Every line below is to be copied exactly, with the pictures left out.

********

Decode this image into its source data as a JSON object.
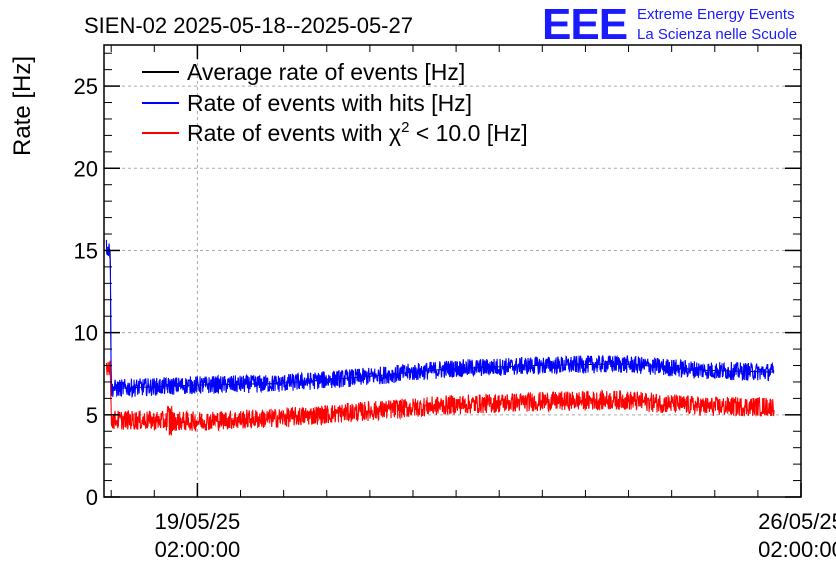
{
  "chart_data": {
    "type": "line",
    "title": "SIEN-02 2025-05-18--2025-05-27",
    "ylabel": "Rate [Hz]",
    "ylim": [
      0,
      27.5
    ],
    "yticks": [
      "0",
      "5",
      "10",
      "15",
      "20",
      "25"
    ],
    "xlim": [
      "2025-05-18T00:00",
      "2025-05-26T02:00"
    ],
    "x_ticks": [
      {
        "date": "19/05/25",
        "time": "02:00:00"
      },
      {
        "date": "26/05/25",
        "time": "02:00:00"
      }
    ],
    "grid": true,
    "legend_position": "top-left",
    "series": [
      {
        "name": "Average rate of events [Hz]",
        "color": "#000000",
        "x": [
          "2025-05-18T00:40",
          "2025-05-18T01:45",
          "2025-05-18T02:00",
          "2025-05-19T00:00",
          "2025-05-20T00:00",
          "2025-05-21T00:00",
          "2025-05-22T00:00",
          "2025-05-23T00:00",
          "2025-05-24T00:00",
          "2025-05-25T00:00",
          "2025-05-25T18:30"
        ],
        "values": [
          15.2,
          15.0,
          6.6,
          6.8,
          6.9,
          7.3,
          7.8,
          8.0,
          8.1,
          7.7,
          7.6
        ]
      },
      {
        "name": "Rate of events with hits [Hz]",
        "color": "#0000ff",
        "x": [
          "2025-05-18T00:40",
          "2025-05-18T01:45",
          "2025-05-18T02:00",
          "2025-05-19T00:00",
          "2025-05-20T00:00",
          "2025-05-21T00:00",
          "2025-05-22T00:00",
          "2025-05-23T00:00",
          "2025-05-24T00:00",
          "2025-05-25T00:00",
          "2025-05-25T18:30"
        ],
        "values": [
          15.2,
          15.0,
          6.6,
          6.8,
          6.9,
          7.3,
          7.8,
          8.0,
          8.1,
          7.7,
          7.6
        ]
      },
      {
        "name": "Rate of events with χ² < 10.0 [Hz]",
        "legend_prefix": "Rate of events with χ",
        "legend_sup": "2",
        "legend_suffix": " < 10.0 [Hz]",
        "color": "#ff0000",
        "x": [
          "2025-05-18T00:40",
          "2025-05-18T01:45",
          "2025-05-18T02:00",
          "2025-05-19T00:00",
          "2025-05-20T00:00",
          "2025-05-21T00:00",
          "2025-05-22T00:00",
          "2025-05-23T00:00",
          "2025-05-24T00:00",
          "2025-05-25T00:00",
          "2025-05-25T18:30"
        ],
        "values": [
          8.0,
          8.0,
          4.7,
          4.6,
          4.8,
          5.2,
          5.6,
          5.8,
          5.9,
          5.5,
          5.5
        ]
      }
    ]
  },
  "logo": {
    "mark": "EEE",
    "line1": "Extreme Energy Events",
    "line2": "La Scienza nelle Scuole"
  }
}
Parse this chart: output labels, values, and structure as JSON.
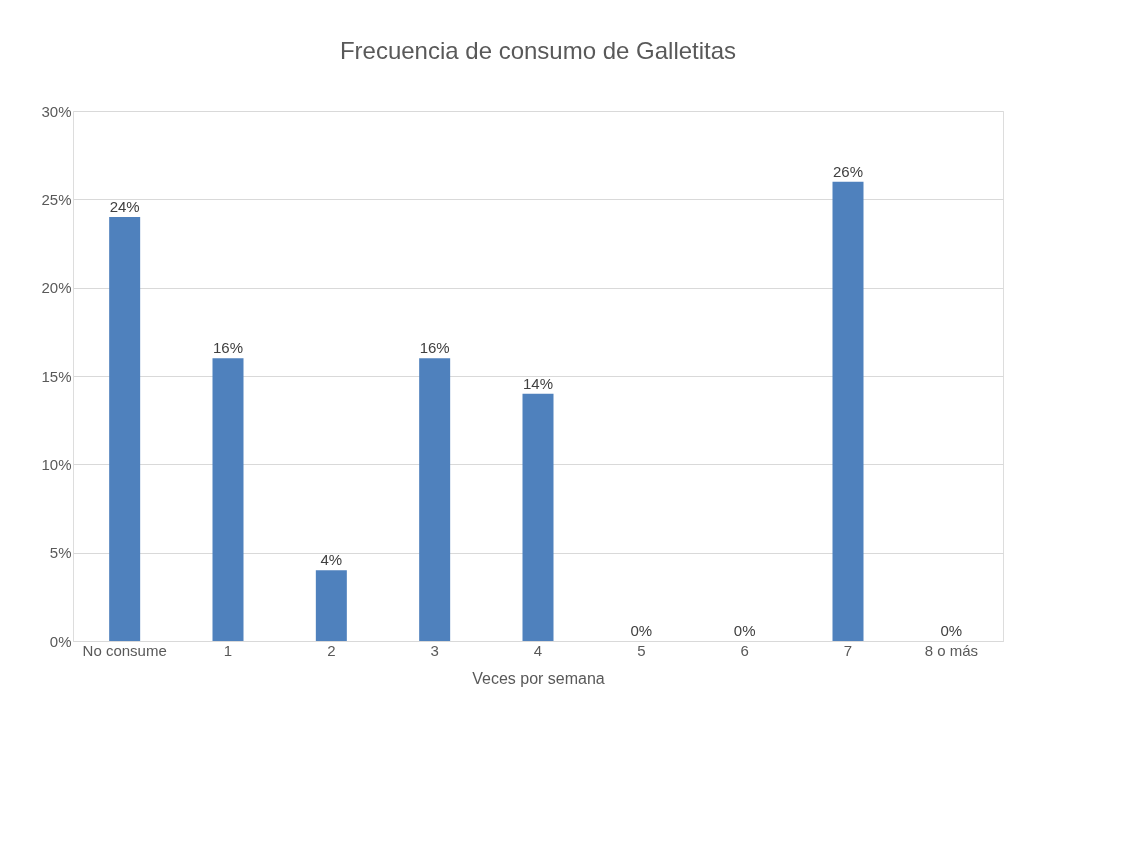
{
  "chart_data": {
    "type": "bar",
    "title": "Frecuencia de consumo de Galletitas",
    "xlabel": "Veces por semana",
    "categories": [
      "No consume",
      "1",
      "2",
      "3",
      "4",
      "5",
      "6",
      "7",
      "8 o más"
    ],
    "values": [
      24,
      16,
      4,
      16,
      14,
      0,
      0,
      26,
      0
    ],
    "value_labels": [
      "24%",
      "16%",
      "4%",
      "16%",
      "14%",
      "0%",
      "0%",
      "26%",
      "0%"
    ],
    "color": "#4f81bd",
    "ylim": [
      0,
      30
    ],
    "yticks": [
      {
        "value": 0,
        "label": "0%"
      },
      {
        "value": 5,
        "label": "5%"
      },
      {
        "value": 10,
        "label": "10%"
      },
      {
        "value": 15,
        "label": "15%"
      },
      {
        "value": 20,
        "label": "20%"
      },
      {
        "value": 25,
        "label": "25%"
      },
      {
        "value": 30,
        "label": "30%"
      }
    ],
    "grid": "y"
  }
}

********

Output for this exercise -
Decode this image into its source data as a JSON object.
{
  "chart_data": {
    "type": "line",
    "title": "SIEN-02 2025-05-18--2025-05-27",
    "ylabel": "Rate [Hz]",
    "ylim": [
      0,
      27.5
    ],
    "yticks": [
      "0",
      "5",
      "10",
      "15",
      "20",
      "25"
    ],
    "xlim": [
      "2025-05-18T00:00",
      "2025-05-26T02:00"
    ],
    "x_ticks": [
      {
        "date": "19/05/25",
        "time": "02:00:00"
      },
      {
        "date": "26/05/25",
        "time": "02:00:00"
      }
    ],
    "grid": true,
    "legend_position": "top-left",
    "series": [
      {
        "name": "Average rate of events [Hz]",
        "color": "#000000",
        "x": [
          "2025-05-18T00:40",
          "2025-05-18T01:45",
          "2025-05-18T02:00",
          "2025-05-19T00:00",
          "2025-05-20T00:00",
          "2025-05-21T00:00",
          "2025-05-22T00:00",
          "2025-05-23T00:00",
          "2025-05-24T00:00",
          "2025-05-25T00:00",
          "2025-05-25T18:30"
        ],
        "values": [
          15.2,
          15.0,
          6.6,
          6.8,
          6.9,
          7.3,
          7.8,
          8.0,
          8.1,
          7.7,
          7.6
        ]
      },
      {
        "name": "Rate of events with hits [Hz]",
        "color": "#0000ff",
        "x": [
          "2025-05-18T00:40",
          "2025-05-18T01:45",
          "2025-05-18T02:00",
          "2025-05-19T00:00",
          "2025-05-20T00:00",
          "2025-05-21T00:00",
          "2025-05-22T00:00",
          "2025-05-23T00:00",
          "2025-05-24T00:00",
          "2025-05-25T00:00",
          "2025-05-25T18:30"
        ],
        "values": [
          15.2,
          15.0,
          6.6,
          6.8,
          6.9,
          7.3,
          7.8,
          8.0,
          8.1,
          7.7,
          7.6
        ]
      },
      {
        "name": "Rate of events with χ² < 10.0 [Hz]",
        "legend_prefix": "Rate of events with χ",
        "legend_sup": "2",
        "legend_suffix": " < 10.0 [Hz]",
        "color": "#ff0000",
        "x": [
          "2025-05-18T00:40",
          "2025-05-18T01:45",
          "2025-05-18T02:00",
          "2025-05-19T00:00",
          "2025-05-20T00:00",
          "2025-05-21T00:00",
          "2025-05-22T00:00",
          "2025-05-23T00:00",
          "2025-05-24T00:00",
          "2025-05-25T00:00",
          "2025-05-25T18:30"
        ],
        "values": [
          8.0,
          8.0,
          4.7,
          4.6,
          4.8,
          5.2,
          5.6,
          5.8,
          5.9,
          5.5,
          5.5
        ]
      }
    ]
  },
  "logo": {
    "mark": "EEE",
    "line1": "Extreme Energy Events",
    "line2": "La Scienza nelle Scuole"
  }
}
Parse this chart: output labels, values, and structure as JSON.
{
  "chart_data": {
    "type": "bar",
    "title": "Frecuencia de consumo de Galletitas",
    "xlabel": "Veces por semana",
    "categories": [
      "No consume",
      "1",
      "2",
      "3",
      "4",
      "5",
      "6",
      "7",
      "8 o más"
    ],
    "values": [
      24,
      16,
      4,
      16,
      14,
      0,
      0,
      26,
      0
    ],
    "value_labels": [
      "24%",
      "16%",
      "4%",
      "16%",
      "14%",
      "0%",
      "0%",
      "26%",
      "0%"
    ],
    "color": "#4f81bd",
    "ylim": [
      0,
      30
    ],
    "yticks": [
      {
        "value": 0,
        "label": "0%"
      },
      {
        "value": 5,
        "label": "5%"
      },
      {
        "value": 10,
        "label": "10%"
      },
      {
        "value": 15,
        "label": "15%"
      },
      {
        "value": 20,
        "label": "20%"
      },
      {
        "value": 25,
        "label": "25%"
      },
      {
        "value": 30,
        "label": "30%"
      }
    ],
    "grid": "y"
  }
}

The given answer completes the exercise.